TASK INSTRUCTIONS: Select from the records below every line that has the word "Corseul" in it.

Dataset entries:
────

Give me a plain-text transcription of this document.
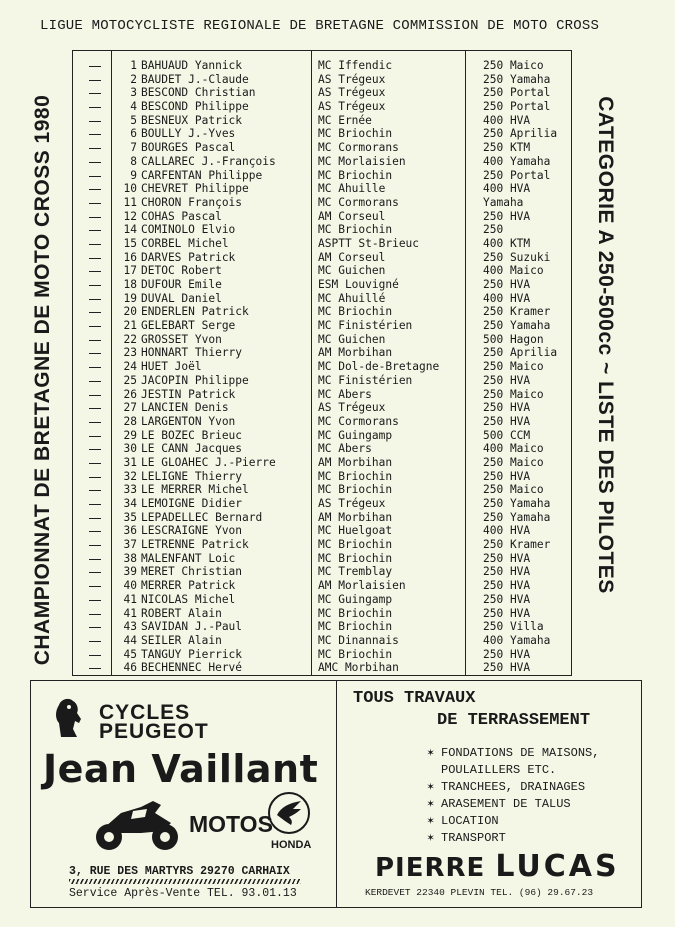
LIGUE MOTOCYCLISTE REGIONALE DE BRETAGNE COMMISSION DE MOTO CROSS
CHAMPIONNAT DE BRETAGNE DE MOTO CROSS 1980	CATEGORIE A 250-500cc ~ LISTE DES PILOTES
1 BAHUAUD Yannick	MC Iffendic	250 Maico
2 BAUDET J.-Claude	AS Trégeux	250 Yamaha
3 BESCOND Christian	AS Trégeux	250 Portal
4 BESCOND Philippe	AS Trégeux	250 Portal
5 BESNEUX Patrick	MC Ernée	400 HVA
6 BOULLY J.-Yves	MC Briochin	250 Aprilia
7 BOURGES Pascal	MC Cormorans	250 KTM
8 CALLAREC J.-François	MC Morlaisien	400 Yamaha
9 CARFENTAN Philippe	MC Briochin	250 Portal
10 CHEVRET Philippe	MC Ahuille	400 HVA
11 CHORON François	MC Cormorans	Yamaha
12 COHAS Pascal	AM Corseul	250 HVA
14 COMINOLO Elvio	MC Briochin	250
15 CORBEL Michel	ASPTT St-Brieuc	400 KTM
16 DARVES Patrick	AM Corseul	250 Suzuki
17 DETOC Robert	MC Guichen	400 Maico
18 DUFOUR Emile	ESM Louvigné	250 HVA
19 DUVAL Daniel	MC Ahuillé	400 HVA
20 ENDERLEN Patrick	MC Briochin	250 Kramer
21 GELEBART Serge	MC Finistérien	250 Yamaha
22 GROSSET Yvon	MC Guichen	500 Hagon
23 HONNART Thierry	AM Morbihan	250 Aprilia
24 HUET Joël	MC Dol-de-Bretagne	250 Maico
25 JACOPIN Philippe	MC Finistérien	250 HVA
26 JESTIN Patrick	MC Abers	250 Maico
27 LANCIEN Denis	AS Trégeux	250 HVA
28 LARGENTON Yvon	MC Cormorans	250 HVA
29 LE BOZEC Brieuc	MC Guingamp	500 CCM
30 LE CANN Jacques	MC Abers	400 Maico
31 LE GLOAHEC J.-Pierre	AM Morbihan	250 Maico
32 LELIGNE Thierry	MC Briochin	250 HVA
33 LE MERRER Michel	MC Briochin	250 Maico
34 LEMOIGNE Didier	AS Trégeux	250 Yamaha
35 LEPADELLEC Bernard	AM Morbihan	250 Yamaha
36 LESCRAIGNE Yvon	MC Huelgoat	400 HVA
37 LETRENNE Patrick	MC Briochin	250 Kramer
38 MALENFANT Loic	MC Briochin	250 HVA
39 MERET Christian	MC Tremblay	250 HVA
40 MERRER Patrick	AM Morlaisien	250 HVA
41 NICOLAS Michel	MC Guingamp	250 HVA
41 ROBERT Alain	MC Briochin	250 HVA
43 SAVIDAN J.-Paul	MC Briochin	250 Villa
44 SEILER Alain	MC Dinannais	400 Yamaha
45 TANGUY Pierrick	MC Briochin	250 HVA
46 BECHENNEC Hervé	AMC Morbihan	250 HVA
CYCLES
PEUGEOT
Jean Vaillant
MOTOS
HONDA
3, RUE DES MARTYRS 29270 CARHAIX
Service Après-Vente TEL. 93.01.13
TOUS TRAVAUX
DE TERRASSEMENT
✶ FONDATIONS DE MAISONS,
POULAILLERS ETC.
✶ TRANCHEES, DRAINAGES
✶ ARASEMENT DE TALUS
✶ LOCATION
✶ TRANSPORT
PIERRE LUCAS
KERDEVET 22340 PLEVIN TEL. (96) 29.67.23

────

SOLVED PROBLEM:
12 COHAS Pascal	AM Corseul	250 HVA
16 DARVES Patrick	AM Corseul	250 Suzuki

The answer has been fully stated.